## Exercise aim
Can the data below be echoed back word for word?

## Task inputs
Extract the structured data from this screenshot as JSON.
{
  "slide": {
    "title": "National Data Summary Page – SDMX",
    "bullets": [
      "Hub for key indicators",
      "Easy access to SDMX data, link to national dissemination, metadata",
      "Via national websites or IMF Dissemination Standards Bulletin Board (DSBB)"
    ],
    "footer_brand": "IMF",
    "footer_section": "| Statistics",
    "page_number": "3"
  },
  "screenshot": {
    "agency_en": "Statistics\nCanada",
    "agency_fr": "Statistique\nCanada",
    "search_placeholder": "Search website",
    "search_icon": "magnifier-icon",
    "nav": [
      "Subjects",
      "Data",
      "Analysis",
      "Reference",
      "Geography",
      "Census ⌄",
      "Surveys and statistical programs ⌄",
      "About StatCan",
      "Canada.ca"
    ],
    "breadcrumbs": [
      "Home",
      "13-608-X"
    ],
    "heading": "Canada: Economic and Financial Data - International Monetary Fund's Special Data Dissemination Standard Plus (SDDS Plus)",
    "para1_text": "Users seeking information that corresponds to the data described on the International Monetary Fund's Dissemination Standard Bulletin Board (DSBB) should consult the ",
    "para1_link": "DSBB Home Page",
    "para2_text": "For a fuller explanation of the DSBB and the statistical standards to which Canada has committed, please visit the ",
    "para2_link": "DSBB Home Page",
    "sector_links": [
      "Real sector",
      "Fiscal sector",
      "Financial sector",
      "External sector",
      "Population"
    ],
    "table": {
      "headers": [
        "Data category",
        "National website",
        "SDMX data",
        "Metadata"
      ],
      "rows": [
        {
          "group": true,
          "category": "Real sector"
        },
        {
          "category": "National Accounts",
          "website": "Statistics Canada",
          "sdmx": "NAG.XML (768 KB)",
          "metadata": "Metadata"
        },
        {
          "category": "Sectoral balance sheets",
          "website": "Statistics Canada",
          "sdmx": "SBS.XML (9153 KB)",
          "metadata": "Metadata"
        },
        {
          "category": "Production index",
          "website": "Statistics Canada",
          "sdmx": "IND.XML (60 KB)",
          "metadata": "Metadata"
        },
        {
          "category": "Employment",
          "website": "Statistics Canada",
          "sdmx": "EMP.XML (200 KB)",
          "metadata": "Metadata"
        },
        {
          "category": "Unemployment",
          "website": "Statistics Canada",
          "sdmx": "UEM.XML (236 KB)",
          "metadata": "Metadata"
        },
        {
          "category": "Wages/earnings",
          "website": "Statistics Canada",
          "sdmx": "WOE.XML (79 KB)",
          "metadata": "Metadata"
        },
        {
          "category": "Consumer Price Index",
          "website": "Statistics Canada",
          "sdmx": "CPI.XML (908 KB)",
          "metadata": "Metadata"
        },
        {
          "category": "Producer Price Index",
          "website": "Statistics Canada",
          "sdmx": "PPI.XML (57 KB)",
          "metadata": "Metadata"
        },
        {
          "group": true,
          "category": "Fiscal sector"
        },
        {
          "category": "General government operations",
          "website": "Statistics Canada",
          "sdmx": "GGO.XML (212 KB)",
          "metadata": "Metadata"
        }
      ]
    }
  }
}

## Answer
Extract the structured data from this screenshot as JSON.
{
  "slide": {
    "title": "National Data Summary Page – SDMX",
    "bullets": [
      "Hub for key indicators",
      "Easy access to SDMX data, link to national dissemination, metadata",
      "Via national websites or IMF Dissemination Standards Bulletin Board (DSBB)"
    ],
    "footer_brand": "IMF",
    "footer_section": "| Statistics",
    "page_number": "3"
  },
  "screenshot": {
    "agency_en": "Statistics\nCanada",
    "agency_fr": "Statistique\nCanada",
    "search_placeholder": "Search website",
    "search_icon": "magnifier-icon",
    "nav": [
      "Subjects",
      "Data",
      "Analysis",
      "Reference",
      "Geography",
      "Census ⌄",
      "Surveys and statistical programs ⌄",
      "About StatCan",
      "Canada.ca"
    ],
    "breadcrumbs": [
      "Home",
      "13-608-X"
    ],
    "heading": "Canada: Economic and Financial Data - International Monetary Fund's Special Data Dissemination Standard Plus (SDDS Plus)",
    "para1_text": "Users seeking information that corresponds to the data described on the International Monetary Fund's Dissemination Standard Bulletin Board (DSBB) should consult the ",
    "para1_link": "DSBB Home Page",
    "para2_text": "For a fuller explanation of the DSBB and the statistical standards to which Canada has committed, please visit the ",
    "para2_link": "DSBB Home Page",
    "sector_links": [
      "Real sector",
      "Fiscal sector",
      "Financial sector",
      "External sector",
      "Population"
    ],
    "table": {
      "headers": [
        "Data category",
        "National website",
        "SDMX data",
        "Metadata"
      ],
      "rows": [
        {
          "group": true,
          "category": "Real sector"
        },
        {
          "category": "National Accounts",
          "website": "Statistics Canada",
          "sdmx": "NAG.XML (768 KB)",
          "metadata": "Metadata"
        },
        {
          "category": "Sectoral balance sheets",
          "website": "Statistics Canada",
          "sdmx": "SBS.XML (9153 KB)",
          "metadata": "Metadata"
        },
        {
          "category": "Production index",
          "website": "Statistics Canada",
          "sdmx": "IND.XML (60 KB)",
          "metadata": "Metadata"
        },
        {
          "category": "Employment",
          "website": "Statistics Canada",
          "sdmx": "EMP.XML (200 KB)",
          "metadata": "Metadata"
        },
        {
          "category": "Unemployment",
          "website": "Statistics Canada",
          "sdmx": "UEM.XML (236 KB)",
          "metadata": "Metadata"
        },
        {
          "category": "Wages/earnings",
          "website": "Statistics Canada",
          "sdmx": "WOE.XML (79 KB)",
          "metadata": "Metadata"
        },
        {
          "category": "Consumer Price Index",
          "website": "Statistics Canada",
          "sdmx": "CPI.XML (908 KB)",
          "metadata": "Metadata"
        },
        {
          "category": "Producer Price Index",
          "website": "Statistics Canada",
          "sdmx": "PPI.XML (57 KB)",
          "metadata": "Metadata"
        },
        {
          "group": true,
          "category": "Fiscal sector"
        },
        {
          "category": "General government operations",
          "website": "Statistics Canada",
          "sdmx": "GGO.XML (212 KB)",
          "metadata": "Metadata"
        }
      ]
    }
  }
}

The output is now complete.